*What is required:* Reproduce exactly the lines from the one that holds "Serialize everything readable" through the last line of the entries, both ends included, but not the pictures.

-- Start of Records to use --

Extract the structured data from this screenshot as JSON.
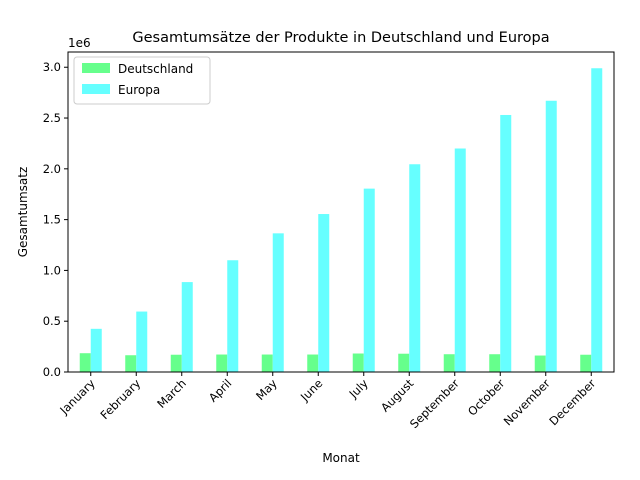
{
  "chart_data": {
    "type": "bar",
    "title": "Gesamtumsätze der Produkte in Deutschland und Europa",
    "xlabel": "Monat",
    "ylabel": "Gesamtumsatz",
    "y_offset_label": "1e6",
    "ylim": [
      0,
      3150000
    ],
    "yticks": [
      0,
      500000,
      1000000,
      1500000,
      2000000,
      2500000,
      3000000
    ],
    "ytick_labels": [
      "0.0",
      "0.5",
      "1.0",
      "1.5",
      "2.0",
      "2.5",
      "3.0"
    ],
    "grid": false,
    "legend_position": "top-left",
    "categories": [
      "January",
      "February",
      "March",
      "April",
      "May",
      "June",
      "July",
      "August",
      "September",
      "October",
      "November",
      "December"
    ],
    "series": [
      {
        "name": "Deutschland",
        "color": "#66ff8c",
        "values": [
          185000,
          165000,
          170000,
          172000,
          172000,
          172000,
          182000,
          180000,
          175000,
          175000,
          162000,
          170000
        ]
      },
      {
        "name": "Europa",
        "color": "#66ffff",
        "values": [
          425000,
          595000,
          885000,
          1100000,
          1365000,
          1555000,
          1805000,
          2045000,
          2200000,
          2530000,
          2670000,
          2990000
        ]
      }
    ]
  }
}
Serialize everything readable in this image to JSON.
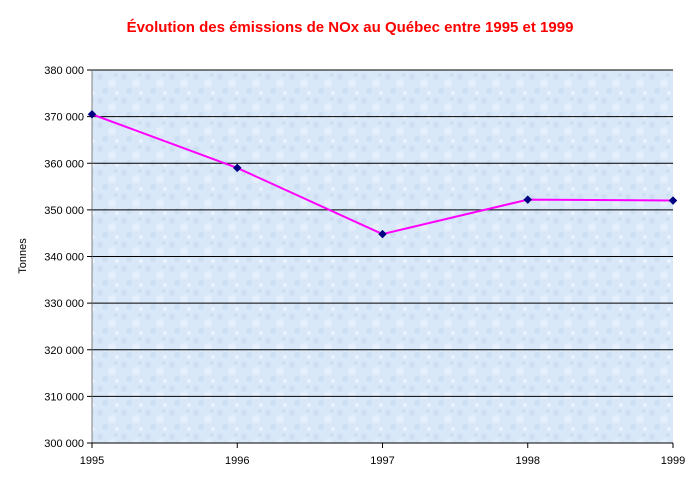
{
  "colors": {
    "title": "#ff0000",
    "line": "#ff00ff",
    "marker": "#000080",
    "plot_background": "#d6e6f7",
    "grid": "#000000"
  },
  "chart_data": {
    "type": "line",
    "title": "Évolution des émissions de NOx au Québec entre 1995 et 1999",
    "xlabel": "",
    "ylabel": "Tonnes",
    "categories": [
      "1995",
      "1996",
      "1997",
      "1998",
      "1999"
    ],
    "series": [
      {
        "values": [
          370500,
          359000,
          344800,
          352200,
          352000
        ]
      }
    ],
    "ylim": [
      300000,
      380000
    ],
    "ytick_step": 10000,
    "ytick_labels": [
      "300 000",
      "310 000",
      "320 000",
      "330 000",
      "340 000",
      "350 000",
      "360 000",
      "370 000",
      "380 000"
    ],
    "grid": "horizontal",
    "legend": "none",
    "marker": "diamond"
  }
}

-- End of Records to use --

*The reply:*
Serialize everything readable in this image to JSON.
{
  "colors": {
    "title": "#ff0000",
    "line": "#ff00ff",
    "marker": "#000080",
    "plot_background": "#d6e6f7",
    "grid": "#000000"
  },
  "chart_data": {
    "type": "line",
    "title": "Évolution des émissions de NOx au Québec entre 1995 et 1999",
    "xlabel": "",
    "ylabel": "Tonnes",
    "categories": [
      "1995",
      "1996",
      "1997",
      "1998",
      "1999"
    ],
    "series": [
      {
        "values": [
          370500,
          359000,
          344800,
          352200,
          352000
        ]
      }
    ],
    "ylim": [
      300000,
      380000
    ],
    "ytick_step": 10000,
    "ytick_labels": [
      "300 000",
      "310 000",
      "320 000",
      "330 000",
      "340 000",
      "350 000",
      "360 000",
      "370 000",
      "380 000"
    ],
    "grid": "horizontal",
    "legend": "none",
    "marker": "diamond"
  }
}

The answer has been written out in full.